**Records from a collection of figures**
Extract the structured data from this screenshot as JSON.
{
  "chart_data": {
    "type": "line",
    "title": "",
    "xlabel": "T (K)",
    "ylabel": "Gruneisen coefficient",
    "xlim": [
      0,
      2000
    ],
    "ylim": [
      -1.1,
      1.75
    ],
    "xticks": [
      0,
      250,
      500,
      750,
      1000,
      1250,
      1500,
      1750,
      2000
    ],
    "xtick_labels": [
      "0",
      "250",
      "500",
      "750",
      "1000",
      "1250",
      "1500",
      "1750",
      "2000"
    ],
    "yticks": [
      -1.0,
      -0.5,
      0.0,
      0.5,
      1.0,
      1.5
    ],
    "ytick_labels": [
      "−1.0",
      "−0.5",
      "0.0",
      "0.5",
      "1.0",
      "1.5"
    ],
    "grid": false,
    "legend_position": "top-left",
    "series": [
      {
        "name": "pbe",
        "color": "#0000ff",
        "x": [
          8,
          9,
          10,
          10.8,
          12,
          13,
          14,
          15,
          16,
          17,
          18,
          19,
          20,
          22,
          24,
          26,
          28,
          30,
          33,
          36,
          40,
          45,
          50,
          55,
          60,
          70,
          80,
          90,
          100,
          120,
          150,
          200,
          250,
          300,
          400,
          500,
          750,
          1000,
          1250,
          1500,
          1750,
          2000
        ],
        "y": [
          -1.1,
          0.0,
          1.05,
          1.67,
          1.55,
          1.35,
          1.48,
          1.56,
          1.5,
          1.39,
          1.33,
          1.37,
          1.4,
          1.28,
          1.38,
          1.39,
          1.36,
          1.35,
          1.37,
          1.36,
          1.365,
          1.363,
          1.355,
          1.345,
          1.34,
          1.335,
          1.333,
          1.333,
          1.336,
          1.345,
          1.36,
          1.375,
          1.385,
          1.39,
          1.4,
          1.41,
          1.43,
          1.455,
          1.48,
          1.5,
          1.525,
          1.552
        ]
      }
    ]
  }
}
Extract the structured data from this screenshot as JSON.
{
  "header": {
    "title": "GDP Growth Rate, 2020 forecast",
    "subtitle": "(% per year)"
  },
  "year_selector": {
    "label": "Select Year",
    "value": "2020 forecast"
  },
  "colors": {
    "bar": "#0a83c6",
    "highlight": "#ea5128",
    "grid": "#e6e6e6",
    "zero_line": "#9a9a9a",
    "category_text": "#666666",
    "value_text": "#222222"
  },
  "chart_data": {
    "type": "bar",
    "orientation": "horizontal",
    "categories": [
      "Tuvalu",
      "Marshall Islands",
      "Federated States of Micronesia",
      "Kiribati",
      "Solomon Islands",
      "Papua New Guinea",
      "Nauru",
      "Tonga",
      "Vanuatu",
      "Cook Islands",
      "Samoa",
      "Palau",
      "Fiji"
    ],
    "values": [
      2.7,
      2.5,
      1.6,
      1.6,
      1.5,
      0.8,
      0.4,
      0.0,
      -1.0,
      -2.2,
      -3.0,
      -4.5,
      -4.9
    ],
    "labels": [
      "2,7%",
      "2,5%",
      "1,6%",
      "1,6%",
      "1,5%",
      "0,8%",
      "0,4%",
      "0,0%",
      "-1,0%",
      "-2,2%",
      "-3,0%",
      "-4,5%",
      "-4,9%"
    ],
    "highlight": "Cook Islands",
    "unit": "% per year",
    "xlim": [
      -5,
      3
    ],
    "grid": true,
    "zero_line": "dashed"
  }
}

**WRITTEN INSTRUCTION**
The records above should be duplicated in full, exactly as given.

**OUTPUT FOR THIS EXERCISE**
Extract the structured data from this screenshot as JSON.
{
  "chart_data": {
    "type": "line",
    "title": "",
    "xlabel": "T (K)",
    "ylabel": "Gruneisen coefficient",
    "xlim": [
      0,
      2000
    ],
    "ylim": [
      -1.1,
      1.75
    ],
    "xticks": [
      0,
      250,
      500,
      750,
      1000,
      1250,
      1500,
      1750,
      2000
    ],
    "xtick_labels": [
      "0",
      "250",
      "500",
      "750",
      "1000",
      "1250",
      "1500",
      "1750",
      "2000"
    ],
    "yticks": [
      -1.0,
      -0.5,
      0.0,
      0.5,
      1.0,
      1.5
    ],
    "ytick_labels": [
      "−1.0",
      "−0.5",
      "0.0",
      "0.5",
      "1.0",
      "1.5"
    ],
    "grid": false,
    "legend_position": "top-left",
    "series": [
      {
        "name": "pbe",
        "color": "#0000ff",
        "x": [
          8,
          9,
          10,
          10.8,
          12,
          13,
          14,
          15,
          16,
          17,
          18,
          19,
          20,
          22,
          24,
          26,
          28,
          30,
          33,
          36,
          40,
          45,
          50,
          55,
          60,
          70,
          80,
          90,
          100,
          120,
          150,
          200,
          250,
          300,
          400,
          500,
          750,
          1000,
          1250,
          1500,
          1750,
          2000
        ],
        "y": [
          -1.1,
          0.0,
          1.05,
          1.67,
          1.55,
          1.35,
          1.48,
          1.56,
          1.5,
          1.39,
          1.33,
          1.37,
          1.4,
          1.28,
          1.38,
          1.39,
          1.36,
          1.35,
          1.37,
          1.36,
          1.365,
          1.363,
          1.355,
          1.345,
          1.34,
          1.335,
          1.333,
          1.333,
          1.336,
          1.345,
          1.36,
          1.375,
          1.385,
          1.39,
          1.4,
          1.41,
          1.43,
          1.455,
          1.48,
          1.5,
          1.525,
          1.552
        ]
      }
    ]
  }
}
Extract the structured data from this screenshot as JSON.
{
  "header": {
    "title": "GDP Growth Rate, 2020 forecast",
    "subtitle": "(% per year)"
  },
  "year_selector": {
    "label": "Select Year",
    "value": "2020 forecast"
  },
  "colors": {
    "bar": "#0a83c6",
    "highlight": "#ea5128",
    "grid": "#e6e6e6",
    "zero_line": "#9a9a9a",
    "category_text": "#666666",
    "value_text": "#222222"
  },
  "chart_data": {
    "type": "bar",
    "orientation": "horizontal",
    "categories": [
      "Tuvalu",
      "Marshall Islands",
      "Federated States of Micronesia",
      "Kiribati",
      "Solomon Islands",
      "Papua New Guinea",
      "Nauru",
      "Tonga",
      "Vanuatu",
      "Cook Islands",
      "Samoa",
      "Palau",
      "Fiji"
    ],
    "values": [
      2.7,
      2.5,
      1.6,
      1.6,
      1.5,
      0.8,
      0.4,
      0.0,
      -1.0,
      -2.2,
      -3.0,
      -4.5,
      -4.9
    ],
    "labels": [
      "2,7%",
      "2,5%",
      "1,6%",
      "1,6%",
      "1,5%",
      "0,8%",
      "0,4%",
      "0,0%",
      "-1,0%",
      "-2,2%",
      "-3,0%",
      "-4,5%",
      "-4,9%"
    ],
    "highlight": "Cook Islands",
    "unit": "% per year",
    "xlim": [
      -5,
      3
    ],
    "grid": true,
    "zero_line": "dashed"
  }
}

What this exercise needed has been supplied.